### EXERCISE INSTRUCTIONS
Please edit the records below, changing every "interactable" to "clickable" and keeping everything else the same. Leave the pictures out of your answer.

### TASK MATERIAL
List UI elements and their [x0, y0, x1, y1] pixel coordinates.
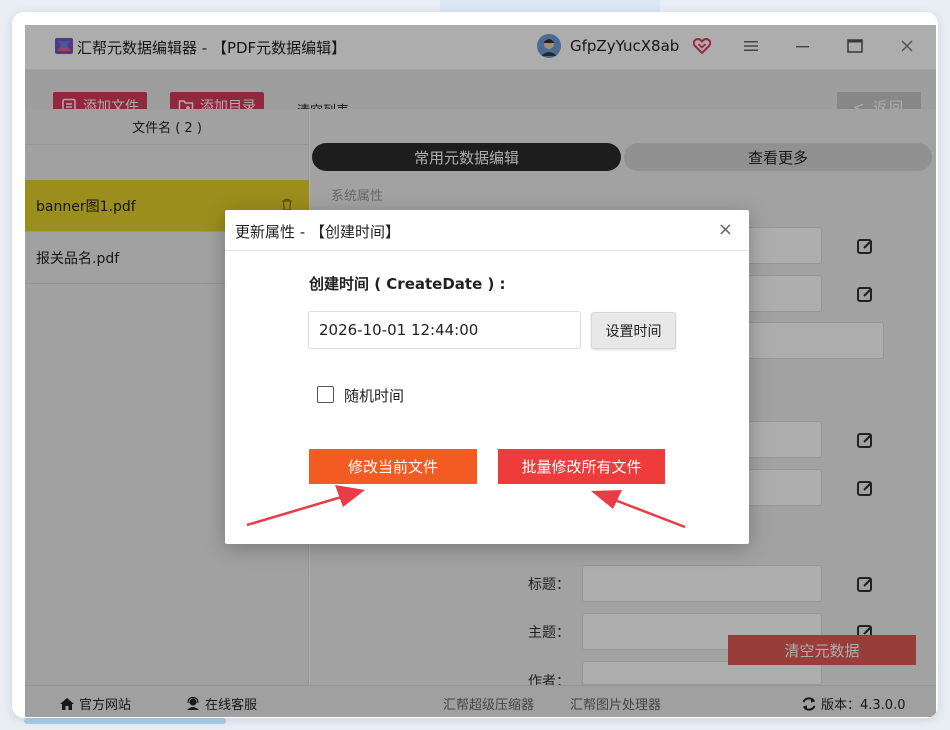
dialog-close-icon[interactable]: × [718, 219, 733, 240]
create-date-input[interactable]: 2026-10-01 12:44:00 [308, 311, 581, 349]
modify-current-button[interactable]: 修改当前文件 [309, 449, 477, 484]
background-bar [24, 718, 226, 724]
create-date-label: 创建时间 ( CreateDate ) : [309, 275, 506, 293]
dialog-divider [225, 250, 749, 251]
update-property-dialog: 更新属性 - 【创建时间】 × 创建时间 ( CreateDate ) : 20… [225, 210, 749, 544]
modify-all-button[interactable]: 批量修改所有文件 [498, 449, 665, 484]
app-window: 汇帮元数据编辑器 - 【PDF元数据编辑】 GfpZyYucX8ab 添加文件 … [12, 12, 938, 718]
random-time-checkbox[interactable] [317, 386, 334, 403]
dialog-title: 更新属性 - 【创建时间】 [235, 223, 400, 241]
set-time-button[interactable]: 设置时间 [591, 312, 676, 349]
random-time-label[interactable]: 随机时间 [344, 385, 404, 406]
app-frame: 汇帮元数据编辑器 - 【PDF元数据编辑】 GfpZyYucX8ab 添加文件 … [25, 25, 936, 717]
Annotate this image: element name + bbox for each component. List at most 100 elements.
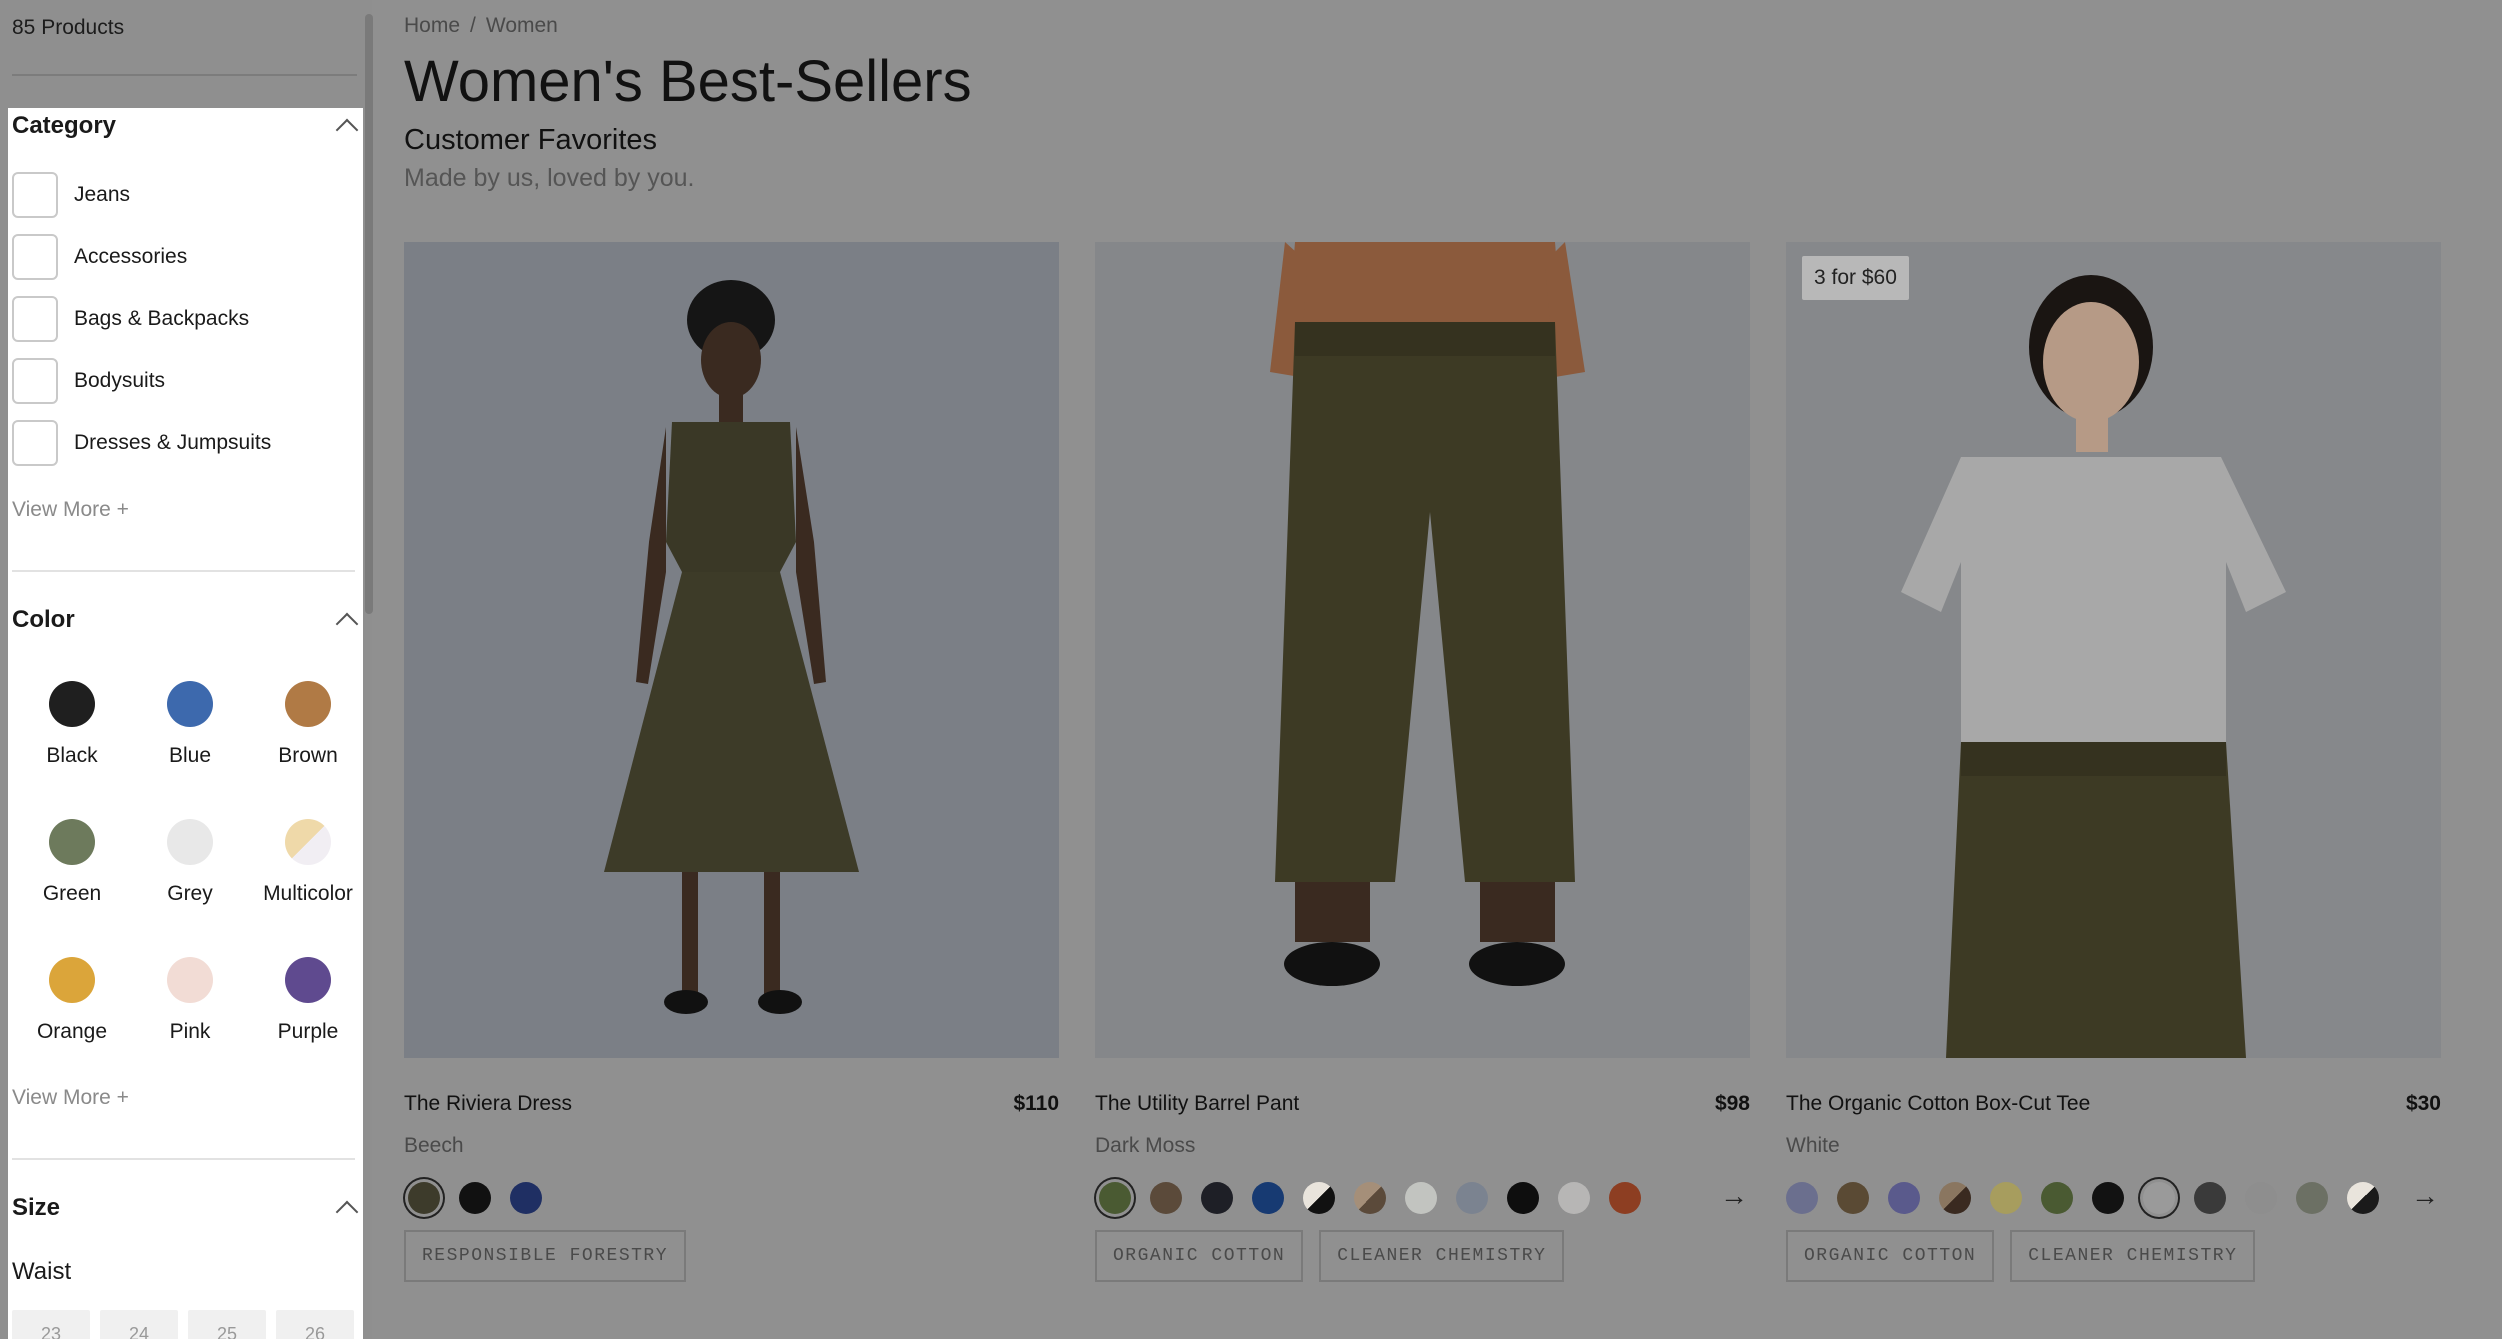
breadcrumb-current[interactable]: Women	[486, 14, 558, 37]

### RESPONSE TO THIS TASK
List UI elements and their [x0, y0, x1, y1] pixel coordinates.
dialog-close-icon[clickable]: × [718, 219, 733, 240]
create-date-input[clickable]: 2026-10-01 12:44:00 [308, 311, 581, 349]
modify-current-button[clickable]: 修改当前文件 [309, 449, 477, 484]
background-bar [24, 718, 226, 724]
create-date-label: 创建时间 ( CreateDate ) : [309, 275, 506, 293]
dialog-divider [225, 250, 749, 251]
update-property-dialog: 更新属性 - 【创建时间】 × 创建时间 ( CreateDate ) : 20… [225, 210, 749, 544]
modify-all-button[clickable]: 批量修改所有文件 [498, 449, 665, 484]
app-window: 汇帮元数据编辑器 - 【PDF元数据编辑】 GfpZyYucX8ab 添加文件 … [12, 12, 938, 718]
random-time-checkbox[clickable] [317, 386, 334, 403]
dialog-title: 更新属性 - 【创建时间】 [235, 223, 400, 241]
set-time-button[clickable]: 设置时间 [591, 312, 676, 349]
random-time-label[clickable]: 随机时间 [344, 385, 404, 406]
app-frame: 汇帮元数据编辑器 - 【PDF元数据编辑】 GfpZyYucX8ab 添加文件 … [25, 25, 936, 717]
Annotate this image: element name + bbox for each component. List at most 100 elements.
breadcrumb-current[clickable]: Women	[486, 14, 558, 37]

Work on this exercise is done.